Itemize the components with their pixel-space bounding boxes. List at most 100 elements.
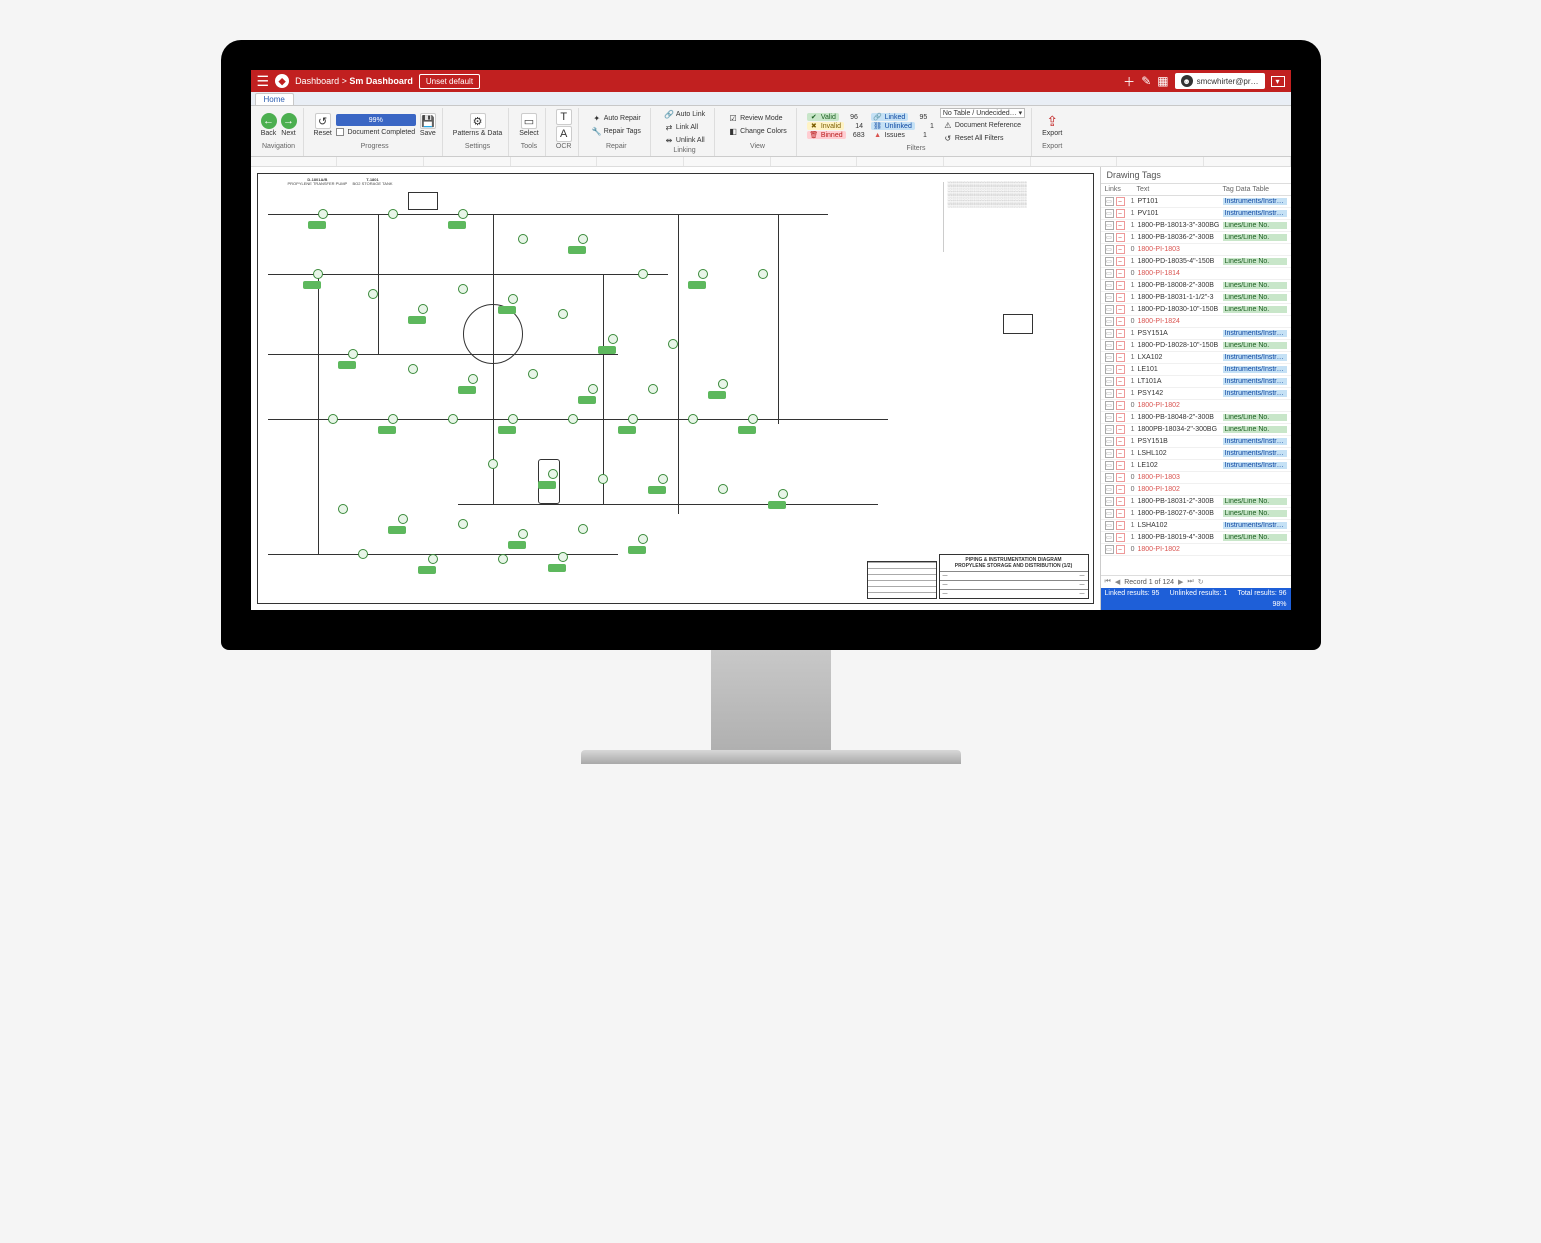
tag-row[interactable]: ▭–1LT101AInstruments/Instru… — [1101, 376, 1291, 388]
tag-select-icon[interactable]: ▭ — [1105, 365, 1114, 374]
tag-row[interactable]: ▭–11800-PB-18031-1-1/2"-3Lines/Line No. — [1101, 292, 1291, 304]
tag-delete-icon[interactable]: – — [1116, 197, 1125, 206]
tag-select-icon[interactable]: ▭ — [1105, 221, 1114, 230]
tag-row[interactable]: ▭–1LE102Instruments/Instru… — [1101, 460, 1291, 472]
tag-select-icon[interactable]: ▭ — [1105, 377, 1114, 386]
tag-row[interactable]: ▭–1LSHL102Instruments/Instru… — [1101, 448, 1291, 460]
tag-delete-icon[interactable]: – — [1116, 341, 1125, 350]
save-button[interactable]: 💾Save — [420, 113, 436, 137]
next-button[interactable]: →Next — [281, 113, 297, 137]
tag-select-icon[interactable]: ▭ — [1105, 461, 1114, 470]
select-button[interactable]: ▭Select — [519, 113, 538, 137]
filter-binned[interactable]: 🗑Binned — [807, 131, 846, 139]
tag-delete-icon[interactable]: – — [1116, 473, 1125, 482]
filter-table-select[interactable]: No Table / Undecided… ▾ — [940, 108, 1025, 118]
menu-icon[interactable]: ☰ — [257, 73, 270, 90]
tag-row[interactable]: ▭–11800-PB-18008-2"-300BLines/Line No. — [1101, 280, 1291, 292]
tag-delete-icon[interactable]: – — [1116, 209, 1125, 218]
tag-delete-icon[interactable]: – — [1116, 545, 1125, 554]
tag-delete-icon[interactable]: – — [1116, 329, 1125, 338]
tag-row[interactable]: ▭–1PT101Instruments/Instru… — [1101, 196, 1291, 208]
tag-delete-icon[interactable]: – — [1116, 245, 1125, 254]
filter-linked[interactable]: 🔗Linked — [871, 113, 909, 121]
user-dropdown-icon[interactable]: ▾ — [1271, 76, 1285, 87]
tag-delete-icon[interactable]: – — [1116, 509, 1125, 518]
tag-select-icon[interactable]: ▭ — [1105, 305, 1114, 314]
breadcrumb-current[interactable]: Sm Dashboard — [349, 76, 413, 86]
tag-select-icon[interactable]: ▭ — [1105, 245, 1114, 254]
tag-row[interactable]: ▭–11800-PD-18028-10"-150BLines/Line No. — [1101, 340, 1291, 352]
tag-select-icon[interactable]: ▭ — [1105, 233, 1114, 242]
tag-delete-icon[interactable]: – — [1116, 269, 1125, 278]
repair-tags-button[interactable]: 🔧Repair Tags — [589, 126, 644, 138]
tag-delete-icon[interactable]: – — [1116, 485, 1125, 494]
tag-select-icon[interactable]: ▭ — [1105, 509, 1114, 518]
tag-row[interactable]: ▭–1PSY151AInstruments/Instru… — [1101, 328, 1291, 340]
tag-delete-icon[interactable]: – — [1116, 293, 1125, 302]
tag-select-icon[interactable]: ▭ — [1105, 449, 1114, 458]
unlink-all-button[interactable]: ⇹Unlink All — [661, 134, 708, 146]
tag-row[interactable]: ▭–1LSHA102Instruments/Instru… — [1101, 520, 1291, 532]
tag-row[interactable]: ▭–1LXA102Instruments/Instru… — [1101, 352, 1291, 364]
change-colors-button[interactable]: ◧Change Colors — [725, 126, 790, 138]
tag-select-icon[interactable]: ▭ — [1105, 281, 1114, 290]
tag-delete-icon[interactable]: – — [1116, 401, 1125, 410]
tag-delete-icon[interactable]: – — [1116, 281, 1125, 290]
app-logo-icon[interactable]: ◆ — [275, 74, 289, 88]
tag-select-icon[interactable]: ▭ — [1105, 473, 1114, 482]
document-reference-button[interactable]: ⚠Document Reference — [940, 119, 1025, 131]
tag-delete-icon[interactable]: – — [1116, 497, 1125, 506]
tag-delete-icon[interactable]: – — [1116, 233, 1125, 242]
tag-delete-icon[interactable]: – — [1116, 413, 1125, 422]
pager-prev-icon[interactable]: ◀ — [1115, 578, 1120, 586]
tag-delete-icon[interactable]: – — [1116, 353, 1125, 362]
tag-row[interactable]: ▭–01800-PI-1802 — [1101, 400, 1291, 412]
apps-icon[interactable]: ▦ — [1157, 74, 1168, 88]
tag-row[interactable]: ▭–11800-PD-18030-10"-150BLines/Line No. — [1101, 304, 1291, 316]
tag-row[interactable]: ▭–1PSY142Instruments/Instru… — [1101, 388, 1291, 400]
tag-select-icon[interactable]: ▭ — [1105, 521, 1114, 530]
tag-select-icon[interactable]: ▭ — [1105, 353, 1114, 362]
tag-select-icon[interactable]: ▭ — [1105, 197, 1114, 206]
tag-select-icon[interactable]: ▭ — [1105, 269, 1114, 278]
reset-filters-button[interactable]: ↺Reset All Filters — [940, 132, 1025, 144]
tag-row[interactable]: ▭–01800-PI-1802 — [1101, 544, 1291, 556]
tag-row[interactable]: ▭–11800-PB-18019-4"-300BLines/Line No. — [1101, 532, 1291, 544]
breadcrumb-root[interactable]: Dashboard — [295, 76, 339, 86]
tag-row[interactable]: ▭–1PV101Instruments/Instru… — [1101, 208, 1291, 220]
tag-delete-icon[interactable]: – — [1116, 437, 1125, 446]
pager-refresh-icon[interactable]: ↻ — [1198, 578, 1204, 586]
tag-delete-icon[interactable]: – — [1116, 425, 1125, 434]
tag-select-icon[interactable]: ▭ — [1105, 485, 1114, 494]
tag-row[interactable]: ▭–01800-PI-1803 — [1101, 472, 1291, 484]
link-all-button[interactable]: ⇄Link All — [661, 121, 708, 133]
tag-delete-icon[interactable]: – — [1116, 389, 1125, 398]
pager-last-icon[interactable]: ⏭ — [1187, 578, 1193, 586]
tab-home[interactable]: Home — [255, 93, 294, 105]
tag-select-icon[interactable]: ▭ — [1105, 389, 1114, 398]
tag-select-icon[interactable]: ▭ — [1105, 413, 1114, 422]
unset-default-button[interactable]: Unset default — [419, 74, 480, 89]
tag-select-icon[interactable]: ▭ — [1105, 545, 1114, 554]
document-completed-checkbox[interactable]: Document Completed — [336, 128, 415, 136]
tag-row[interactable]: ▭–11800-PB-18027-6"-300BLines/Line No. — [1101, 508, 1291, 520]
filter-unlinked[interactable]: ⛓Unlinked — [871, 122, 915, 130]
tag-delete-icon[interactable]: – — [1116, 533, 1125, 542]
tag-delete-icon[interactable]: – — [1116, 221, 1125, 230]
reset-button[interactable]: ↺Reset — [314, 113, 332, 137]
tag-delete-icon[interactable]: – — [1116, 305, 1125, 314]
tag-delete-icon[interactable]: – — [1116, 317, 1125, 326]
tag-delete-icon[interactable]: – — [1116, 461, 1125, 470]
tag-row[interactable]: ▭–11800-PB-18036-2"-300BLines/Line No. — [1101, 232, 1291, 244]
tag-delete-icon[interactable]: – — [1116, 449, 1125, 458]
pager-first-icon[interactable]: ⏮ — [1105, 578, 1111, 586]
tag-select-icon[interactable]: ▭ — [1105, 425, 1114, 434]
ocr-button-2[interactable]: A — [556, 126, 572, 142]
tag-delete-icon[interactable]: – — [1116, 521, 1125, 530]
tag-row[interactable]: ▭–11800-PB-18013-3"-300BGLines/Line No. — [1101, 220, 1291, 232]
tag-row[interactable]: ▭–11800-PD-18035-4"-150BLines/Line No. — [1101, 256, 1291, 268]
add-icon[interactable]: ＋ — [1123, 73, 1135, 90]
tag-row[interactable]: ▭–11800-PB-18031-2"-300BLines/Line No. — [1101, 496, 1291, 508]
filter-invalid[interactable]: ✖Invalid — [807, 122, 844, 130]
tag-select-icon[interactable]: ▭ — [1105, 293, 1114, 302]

---

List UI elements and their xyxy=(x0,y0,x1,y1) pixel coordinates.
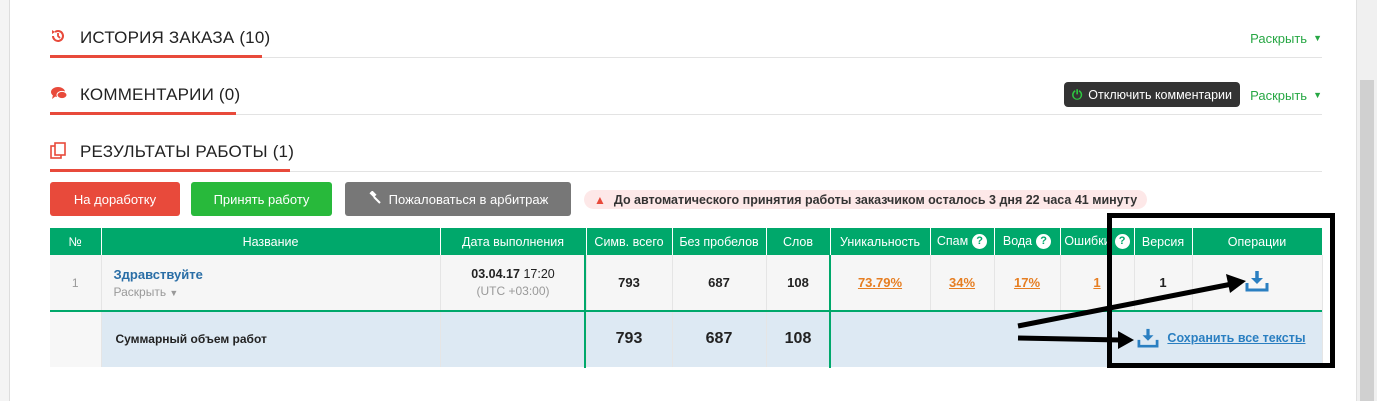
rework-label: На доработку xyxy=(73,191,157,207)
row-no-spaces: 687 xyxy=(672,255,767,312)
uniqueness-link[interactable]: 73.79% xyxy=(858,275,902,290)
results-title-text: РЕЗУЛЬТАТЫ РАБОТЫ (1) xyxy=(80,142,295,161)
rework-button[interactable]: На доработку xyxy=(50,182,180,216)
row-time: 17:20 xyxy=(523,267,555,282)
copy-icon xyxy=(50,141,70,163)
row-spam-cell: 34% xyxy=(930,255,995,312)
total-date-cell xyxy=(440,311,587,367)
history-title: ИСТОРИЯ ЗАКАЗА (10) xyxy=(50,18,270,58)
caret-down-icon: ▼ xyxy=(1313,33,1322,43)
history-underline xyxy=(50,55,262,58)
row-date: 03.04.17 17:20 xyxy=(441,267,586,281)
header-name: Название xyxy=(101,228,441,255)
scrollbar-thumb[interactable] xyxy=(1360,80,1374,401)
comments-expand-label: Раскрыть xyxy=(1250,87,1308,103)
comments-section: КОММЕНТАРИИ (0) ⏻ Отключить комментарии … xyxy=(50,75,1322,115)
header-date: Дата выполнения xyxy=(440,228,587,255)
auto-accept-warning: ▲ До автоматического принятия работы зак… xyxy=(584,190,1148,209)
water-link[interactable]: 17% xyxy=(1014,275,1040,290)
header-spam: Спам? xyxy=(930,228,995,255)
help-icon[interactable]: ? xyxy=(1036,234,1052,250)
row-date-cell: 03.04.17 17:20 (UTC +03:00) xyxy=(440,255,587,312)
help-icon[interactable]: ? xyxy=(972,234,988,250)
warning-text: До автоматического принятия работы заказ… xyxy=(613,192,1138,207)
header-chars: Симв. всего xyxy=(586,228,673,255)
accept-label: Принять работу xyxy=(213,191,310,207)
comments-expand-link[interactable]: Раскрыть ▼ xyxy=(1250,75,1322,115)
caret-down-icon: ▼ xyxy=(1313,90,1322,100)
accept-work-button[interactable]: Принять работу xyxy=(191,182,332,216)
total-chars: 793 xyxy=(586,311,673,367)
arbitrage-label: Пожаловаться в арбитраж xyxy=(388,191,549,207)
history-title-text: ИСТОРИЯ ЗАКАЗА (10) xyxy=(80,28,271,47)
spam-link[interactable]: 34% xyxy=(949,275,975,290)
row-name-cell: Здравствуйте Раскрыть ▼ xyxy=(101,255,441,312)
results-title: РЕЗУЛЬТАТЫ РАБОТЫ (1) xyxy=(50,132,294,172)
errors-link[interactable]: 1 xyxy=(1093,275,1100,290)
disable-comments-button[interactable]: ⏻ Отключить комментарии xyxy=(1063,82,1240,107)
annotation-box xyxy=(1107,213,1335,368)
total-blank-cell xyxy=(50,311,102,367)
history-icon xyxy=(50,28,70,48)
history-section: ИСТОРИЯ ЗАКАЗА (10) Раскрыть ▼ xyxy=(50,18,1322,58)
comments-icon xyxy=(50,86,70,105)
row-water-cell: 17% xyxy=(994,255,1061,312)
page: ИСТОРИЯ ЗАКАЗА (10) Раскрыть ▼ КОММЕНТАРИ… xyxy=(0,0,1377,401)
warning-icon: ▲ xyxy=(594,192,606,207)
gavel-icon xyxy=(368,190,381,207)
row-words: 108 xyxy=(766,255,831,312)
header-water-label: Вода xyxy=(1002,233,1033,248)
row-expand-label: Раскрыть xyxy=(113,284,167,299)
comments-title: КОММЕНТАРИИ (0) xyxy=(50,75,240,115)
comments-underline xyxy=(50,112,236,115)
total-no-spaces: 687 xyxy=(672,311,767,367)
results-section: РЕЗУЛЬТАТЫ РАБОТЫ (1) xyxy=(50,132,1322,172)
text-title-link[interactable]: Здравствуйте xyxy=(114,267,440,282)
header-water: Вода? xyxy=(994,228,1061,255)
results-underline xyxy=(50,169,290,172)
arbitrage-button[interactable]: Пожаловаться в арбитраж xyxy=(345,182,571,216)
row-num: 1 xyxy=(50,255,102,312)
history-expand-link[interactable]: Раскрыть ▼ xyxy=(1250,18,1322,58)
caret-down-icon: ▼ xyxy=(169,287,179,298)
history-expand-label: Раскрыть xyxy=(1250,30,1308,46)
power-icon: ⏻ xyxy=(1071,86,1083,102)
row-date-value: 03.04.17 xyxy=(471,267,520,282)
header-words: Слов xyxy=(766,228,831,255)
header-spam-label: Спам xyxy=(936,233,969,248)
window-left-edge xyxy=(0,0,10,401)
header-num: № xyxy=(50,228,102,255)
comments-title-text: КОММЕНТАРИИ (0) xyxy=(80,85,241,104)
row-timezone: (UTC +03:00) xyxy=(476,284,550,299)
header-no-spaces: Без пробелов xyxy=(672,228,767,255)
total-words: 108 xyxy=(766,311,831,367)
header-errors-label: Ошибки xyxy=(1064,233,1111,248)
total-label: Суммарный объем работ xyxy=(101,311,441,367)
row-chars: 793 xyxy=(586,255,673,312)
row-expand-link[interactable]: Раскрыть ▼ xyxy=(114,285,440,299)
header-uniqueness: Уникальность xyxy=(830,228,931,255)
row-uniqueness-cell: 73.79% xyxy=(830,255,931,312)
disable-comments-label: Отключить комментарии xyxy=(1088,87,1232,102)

---

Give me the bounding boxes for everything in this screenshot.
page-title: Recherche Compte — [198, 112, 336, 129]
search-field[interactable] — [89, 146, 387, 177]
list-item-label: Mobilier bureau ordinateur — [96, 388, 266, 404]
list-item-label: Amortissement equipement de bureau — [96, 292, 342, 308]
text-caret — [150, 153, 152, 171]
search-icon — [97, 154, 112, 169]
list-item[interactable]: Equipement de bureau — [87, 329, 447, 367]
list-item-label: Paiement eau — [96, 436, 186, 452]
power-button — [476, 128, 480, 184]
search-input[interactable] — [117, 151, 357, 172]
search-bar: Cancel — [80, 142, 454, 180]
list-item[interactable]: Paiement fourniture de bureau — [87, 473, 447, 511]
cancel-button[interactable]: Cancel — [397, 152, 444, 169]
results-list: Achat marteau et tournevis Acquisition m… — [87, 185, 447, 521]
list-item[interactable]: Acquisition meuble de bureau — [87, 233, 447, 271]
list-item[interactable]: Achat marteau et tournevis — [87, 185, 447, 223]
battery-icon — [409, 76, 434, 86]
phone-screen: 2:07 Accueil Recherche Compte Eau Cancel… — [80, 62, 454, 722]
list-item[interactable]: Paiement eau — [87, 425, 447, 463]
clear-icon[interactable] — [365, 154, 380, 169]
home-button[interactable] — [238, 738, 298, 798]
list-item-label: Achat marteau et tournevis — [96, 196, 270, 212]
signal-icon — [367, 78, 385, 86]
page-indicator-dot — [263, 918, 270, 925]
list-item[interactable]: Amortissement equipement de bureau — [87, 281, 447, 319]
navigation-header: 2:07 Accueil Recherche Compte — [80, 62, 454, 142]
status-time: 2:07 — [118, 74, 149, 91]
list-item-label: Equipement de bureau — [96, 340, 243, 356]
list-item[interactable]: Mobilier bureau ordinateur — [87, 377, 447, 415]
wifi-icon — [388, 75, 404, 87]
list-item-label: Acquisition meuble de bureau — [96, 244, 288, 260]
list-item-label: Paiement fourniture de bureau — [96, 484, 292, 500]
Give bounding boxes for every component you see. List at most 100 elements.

---

--- YOUR TASK ---
Pull out every line of the material above that contains the string "pager", copying each of those lines in full.

--- SOLUTION FOR THIS PROBLEM ---
pager-prev-icon[interactable]: ◀ — [1115, 578, 1120, 586]
pager-refresh-icon[interactable]: ↻ — [1198, 578, 1204, 586]
pager-last-icon[interactable]: ⏭ — [1187, 578, 1193, 586]
pager-first-icon[interactable]: ⏮ — [1105, 578, 1111, 586]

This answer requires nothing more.